>> Begin Material for this exercise

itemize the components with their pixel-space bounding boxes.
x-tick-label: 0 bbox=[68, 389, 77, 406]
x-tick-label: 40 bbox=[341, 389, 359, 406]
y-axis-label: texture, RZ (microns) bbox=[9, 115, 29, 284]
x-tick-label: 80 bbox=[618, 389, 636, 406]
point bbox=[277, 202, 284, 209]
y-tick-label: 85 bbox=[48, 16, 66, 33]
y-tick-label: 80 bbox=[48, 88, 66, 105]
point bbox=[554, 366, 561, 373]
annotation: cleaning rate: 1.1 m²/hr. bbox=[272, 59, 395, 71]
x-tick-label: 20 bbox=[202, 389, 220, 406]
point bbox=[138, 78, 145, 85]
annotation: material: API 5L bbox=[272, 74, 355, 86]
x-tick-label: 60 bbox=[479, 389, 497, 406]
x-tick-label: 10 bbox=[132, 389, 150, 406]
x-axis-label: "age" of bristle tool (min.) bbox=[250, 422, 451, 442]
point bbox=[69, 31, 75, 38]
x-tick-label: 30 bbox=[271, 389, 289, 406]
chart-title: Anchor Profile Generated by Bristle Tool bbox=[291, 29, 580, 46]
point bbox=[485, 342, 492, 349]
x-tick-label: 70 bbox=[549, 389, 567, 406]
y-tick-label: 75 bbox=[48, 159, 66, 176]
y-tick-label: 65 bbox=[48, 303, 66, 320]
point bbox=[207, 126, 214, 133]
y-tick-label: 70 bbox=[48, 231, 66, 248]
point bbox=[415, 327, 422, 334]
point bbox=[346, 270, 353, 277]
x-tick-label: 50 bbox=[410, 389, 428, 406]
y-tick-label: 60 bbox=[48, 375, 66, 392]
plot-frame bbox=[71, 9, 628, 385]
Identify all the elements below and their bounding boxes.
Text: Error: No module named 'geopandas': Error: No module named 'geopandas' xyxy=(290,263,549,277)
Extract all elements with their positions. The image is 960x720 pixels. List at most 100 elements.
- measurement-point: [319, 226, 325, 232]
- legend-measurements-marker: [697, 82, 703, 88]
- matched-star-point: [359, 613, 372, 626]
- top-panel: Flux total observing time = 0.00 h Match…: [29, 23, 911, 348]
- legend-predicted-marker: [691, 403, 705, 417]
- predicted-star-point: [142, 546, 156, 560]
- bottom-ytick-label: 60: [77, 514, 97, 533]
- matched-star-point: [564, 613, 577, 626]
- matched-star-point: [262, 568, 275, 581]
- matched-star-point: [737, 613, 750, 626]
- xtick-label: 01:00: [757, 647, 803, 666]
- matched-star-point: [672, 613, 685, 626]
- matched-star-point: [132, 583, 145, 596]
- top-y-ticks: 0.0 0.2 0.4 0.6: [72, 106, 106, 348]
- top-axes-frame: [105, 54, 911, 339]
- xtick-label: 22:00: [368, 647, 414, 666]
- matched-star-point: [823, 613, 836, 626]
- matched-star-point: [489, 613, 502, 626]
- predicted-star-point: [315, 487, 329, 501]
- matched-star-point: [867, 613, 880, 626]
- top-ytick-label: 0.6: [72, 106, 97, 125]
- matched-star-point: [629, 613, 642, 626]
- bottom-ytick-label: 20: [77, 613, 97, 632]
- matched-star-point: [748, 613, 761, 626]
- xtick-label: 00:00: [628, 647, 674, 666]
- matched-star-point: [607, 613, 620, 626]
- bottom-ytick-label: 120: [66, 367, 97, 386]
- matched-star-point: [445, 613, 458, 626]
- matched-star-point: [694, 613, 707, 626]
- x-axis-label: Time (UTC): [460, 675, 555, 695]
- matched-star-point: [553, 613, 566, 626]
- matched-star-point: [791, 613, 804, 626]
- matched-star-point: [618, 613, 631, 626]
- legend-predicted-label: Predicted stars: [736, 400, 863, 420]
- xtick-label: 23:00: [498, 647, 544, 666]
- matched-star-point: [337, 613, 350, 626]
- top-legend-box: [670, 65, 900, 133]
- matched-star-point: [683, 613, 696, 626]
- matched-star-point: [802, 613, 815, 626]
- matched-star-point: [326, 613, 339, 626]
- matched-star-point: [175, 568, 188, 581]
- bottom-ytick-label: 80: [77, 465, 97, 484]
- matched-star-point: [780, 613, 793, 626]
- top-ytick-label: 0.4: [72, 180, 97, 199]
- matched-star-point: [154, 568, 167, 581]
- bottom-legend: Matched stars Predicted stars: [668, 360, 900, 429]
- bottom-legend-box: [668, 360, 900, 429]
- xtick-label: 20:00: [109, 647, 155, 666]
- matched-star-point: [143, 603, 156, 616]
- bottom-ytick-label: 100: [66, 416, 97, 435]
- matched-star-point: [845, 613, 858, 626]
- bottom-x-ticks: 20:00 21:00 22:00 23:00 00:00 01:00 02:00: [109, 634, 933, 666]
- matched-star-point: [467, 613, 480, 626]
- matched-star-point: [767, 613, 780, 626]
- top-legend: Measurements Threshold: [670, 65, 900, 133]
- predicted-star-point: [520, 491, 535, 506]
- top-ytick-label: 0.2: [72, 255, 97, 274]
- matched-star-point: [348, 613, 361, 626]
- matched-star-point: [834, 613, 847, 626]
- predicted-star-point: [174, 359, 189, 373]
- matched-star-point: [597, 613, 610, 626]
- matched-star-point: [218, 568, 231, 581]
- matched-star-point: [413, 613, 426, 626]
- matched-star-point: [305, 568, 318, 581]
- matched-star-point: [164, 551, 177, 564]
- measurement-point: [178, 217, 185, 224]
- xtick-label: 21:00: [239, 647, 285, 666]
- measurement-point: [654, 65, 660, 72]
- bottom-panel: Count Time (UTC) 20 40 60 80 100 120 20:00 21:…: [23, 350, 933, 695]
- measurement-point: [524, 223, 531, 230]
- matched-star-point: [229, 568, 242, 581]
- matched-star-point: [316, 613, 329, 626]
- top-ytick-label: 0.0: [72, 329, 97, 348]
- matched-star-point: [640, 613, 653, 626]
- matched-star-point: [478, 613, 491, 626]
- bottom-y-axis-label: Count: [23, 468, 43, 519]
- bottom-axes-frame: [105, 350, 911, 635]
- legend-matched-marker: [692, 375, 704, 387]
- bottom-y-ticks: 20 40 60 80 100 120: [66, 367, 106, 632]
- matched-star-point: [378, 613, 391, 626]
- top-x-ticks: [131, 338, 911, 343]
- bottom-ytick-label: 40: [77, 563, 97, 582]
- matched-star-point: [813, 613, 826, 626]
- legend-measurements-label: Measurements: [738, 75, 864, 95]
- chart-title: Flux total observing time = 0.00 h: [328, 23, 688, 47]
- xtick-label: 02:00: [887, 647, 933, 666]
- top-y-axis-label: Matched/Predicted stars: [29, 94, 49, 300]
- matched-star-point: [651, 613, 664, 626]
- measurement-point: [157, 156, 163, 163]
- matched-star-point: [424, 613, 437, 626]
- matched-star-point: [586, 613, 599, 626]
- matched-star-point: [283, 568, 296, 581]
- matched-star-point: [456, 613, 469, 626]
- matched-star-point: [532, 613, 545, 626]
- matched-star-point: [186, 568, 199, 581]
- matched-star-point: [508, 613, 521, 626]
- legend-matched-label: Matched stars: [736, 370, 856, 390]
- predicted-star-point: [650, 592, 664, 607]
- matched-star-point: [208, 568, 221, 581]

>> End Material for this exercise

* Stated problem
Copy all of the lines above verbatim, keeping them in their original order.

* Task answer
itemize the components with their pixel-space bounding boxes.
x-tick-label: 0 bbox=[68, 389, 77, 406]
x-tick-label: 40 bbox=[341, 389, 359, 406]
y-axis-label: texture, RZ (microns) bbox=[9, 115, 29, 284]
x-tick-label: 80 bbox=[618, 389, 636, 406]
point bbox=[277, 202, 284, 209]
y-tick-label: 85 bbox=[48, 16, 66, 33]
y-tick-label: 80 bbox=[48, 88, 66, 105]
point bbox=[554, 366, 561, 373]
annotation: cleaning rate: 1.1 m²/hr. bbox=[272, 59, 395, 71]
x-tick-label: 20 bbox=[202, 389, 220, 406]
point bbox=[138, 78, 145, 85]
annotation: material: API 5L bbox=[272, 74, 355, 86]
x-tick-label: 60 bbox=[479, 389, 497, 406]
x-tick-label: 10 bbox=[132, 389, 150, 406]
x-axis-label: "age" of bristle tool (min.) bbox=[250, 422, 451, 442]
point bbox=[69, 31, 75, 38]
x-tick-label: 30 bbox=[271, 389, 289, 406]
chart-title: Anchor Profile Generated by Bristle Tool bbox=[291, 29, 580, 46]
point bbox=[485, 342, 492, 349]
x-tick-label: 70 bbox=[549, 389, 567, 406]
y-tick-label: 75 bbox=[48, 159, 66, 176]
y-tick-label: 65 bbox=[48, 303, 66, 320]
point bbox=[207, 126, 214, 133]
y-tick-label: 70 bbox=[48, 231, 66, 248]
point bbox=[415, 327, 422, 334]
point bbox=[346, 270, 353, 277]
x-tick-label: 50 bbox=[410, 389, 428, 406]
y-tick-label: 60 bbox=[48, 375, 66, 392]
plot-frame bbox=[71, 9, 628, 385]
Identify all the elements below and their bounding boxes.
Text: Error: No module named 'geopandas': Error: No module named 'geopandas' xyxy=(290,263,549,277)
Extract all elements with their positions. The image is 960x720 pixels. List at most 100 elements.
- measurement-point: [319, 226, 325, 232]
- legend-measurements-marker: [697, 82, 703, 88]
- matched-star-point: [359, 613, 372, 626]
- top-panel: Flux total observing time = 0.00 h Match…: [29, 23, 911, 348]
- legend-predicted-marker: [691, 403, 705, 417]
- predicted-star-point: [142, 546, 156, 560]
- bottom-ytick-label: 60: [77, 514, 97, 533]
- matched-star-point: [564, 613, 577, 626]
- matched-star-point: [262, 568, 275, 581]
- matched-star-point: [737, 613, 750, 626]
- xtick-label: 01:00: [757, 647, 803, 666]
- matched-star-point: [672, 613, 685, 626]
- matched-star-point: [132, 583, 145, 596]
- top-y-ticks: 0.0 0.2 0.4 0.6: [72, 106, 106, 348]
- top-axes-frame: [105, 54, 911, 339]
- xtick-label: 22:00: [368, 647, 414, 666]
- matched-star-point: [823, 613, 836, 626]
- matched-star-point: [489, 613, 502, 626]
- predicted-star-point: [315, 487, 329, 501]
- matched-star-point: [867, 613, 880, 626]
- top-ytick-label: 0.6: [72, 106, 97, 125]
- matched-star-point: [629, 613, 642, 626]
- bottom-ytick-label: 20: [77, 613, 97, 632]
- matched-star-point: [748, 613, 761, 626]
- xtick-label: 00:00: [628, 647, 674, 666]
- matched-star-point: [607, 613, 620, 626]
- bottom-ytick-label: 120: [66, 367, 97, 386]
- matched-star-point: [445, 613, 458, 626]
- matched-star-point: [694, 613, 707, 626]
- x-axis-label: Time (UTC): [460, 675, 555, 695]
- matched-star-point: [553, 613, 566, 626]
- matched-star-point: [791, 613, 804, 626]
- matched-star-point: [618, 613, 631, 626]
- legend-predicted-label: Predicted stars: [736, 400, 863, 420]
- xtick-label: 23:00: [498, 647, 544, 666]
- matched-star-point: [337, 613, 350, 626]
- top-legend-box: [670, 65, 900, 133]
- matched-star-point: [683, 613, 696, 626]
- matched-star-point: [802, 613, 815, 626]
- matched-star-point: [326, 613, 339, 626]
- matched-star-point: [175, 568, 188, 581]
- bottom-ytick-label: 80: [77, 465, 97, 484]
- matched-star-point: [780, 613, 793, 626]
- top-ytick-label: 0.4: [72, 180, 97, 199]
- matched-star-point: [154, 568, 167, 581]
- bottom-legend: Matched stars Predicted stars: [668, 360, 900, 429]
- bottom-legend-box: [668, 360, 900, 429]
- xtick-label: 20:00: [109, 647, 155, 666]
- matched-star-point: [143, 603, 156, 616]
- bottom-ytick-label: 100: [66, 416, 97, 435]
- matched-star-point: [845, 613, 858, 626]
- bottom-x-ticks: 20:00 21:00 22:00 23:00 00:00 01:00 02:00: [109, 634, 933, 666]
- matched-star-point: [467, 613, 480, 626]
- matched-star-point: [767, 613, 780, 626]
- top-legend: Measurements Threshold: [670, 65, 900, 133]
- predicted-star-point: [520, 491, 535, 506]
- top-ytick-label: 0.2: [72, 255, 97, 274]
- matched-star-point: [348, 613, 361, 626]
- matched-star-point: [834, 613, 847, 626]
- predicted-star-point: [174, 359, 189, 373]
- matched-star-point: [597, 613, 610, 626]
- matched-star-point: [218, 568, 231, 581]
- matched-star-point: [413, 613, 426, 626]
- matched-star-point: [305, 568, 318, 581]
- matched-star-point: [164, 551, 177, 564]
- measurement-point: [178, 217, 185, 224]
- xtick-label: 21:00: [239, 647, 285, 666]
- measurement-point: [654, 65, 660, 72]
- bottom-panel: Count Time (UTC) 20 40 60 80 100 120 20:00 21:…: [23, 350, 933, 695]
- measurement-point: [524, 223, 531, 230]
- matched-star-point: [229, 568, 242, 581]
- matched-star-point: [316, 613, 329, 626]
- top-ytick-label: 0.0: [72, 329, 97, 348]
- matched-star-point: [640, 613, 653, 626]
- matched-star-point: [478, 613, 491, 626]
- bottom-y-axis-label: Count: [23, 468, 43, 519]
- bottom-axes-frame: [105, 350, 911, 635]
- legend-matched-marker: [692, 375, 704, 387]
- bottom-y-ticks: 20 40 60 80 100 120: [66, 367, 106, 632]
- matched-star-point: [378, 613, 391, 626]
- top-x-ticks: [131, 338, 911, 343]
- bottom-ytick-label: 40: [77, 563, 97, 582]
- matched-star-point: [813, 613, 826, 626]
- legend-measurements-label: Measurements: [738, 75, 864, 95]
- chart-title: Flux total observing time = 0.00 h: [328, 23, 688, 47]
- xtick-label: 02:00: [887, 647, 933, 666]
- top-y-axis-label: Matched/Predicted stars: [29, 94, 49, 300]
- matched-star-point: [651, 613, 664, 626]
- measurement-point: [157, 156, 163, 163]
- matched-star-point: [424, 613, 437, 626]
- matched-star-point: [586, 613, 599, 626]
- matched-star-point: [283, 568, 296, 581]
- matched-star-point: [456, 613, 469, 626]
- matched-star-point: [532, 613, 545, 626]
- matched-star-point: [186, 568, 199, 581]
- matched-star-point: [508, 613, 521, 626]
- legend-matched-label: Matched stars: [736, 370, 856, 390]
- predicted-star-point: [650, 592, 664, 607]
- matched-star-point: [208, 568, 221, 581]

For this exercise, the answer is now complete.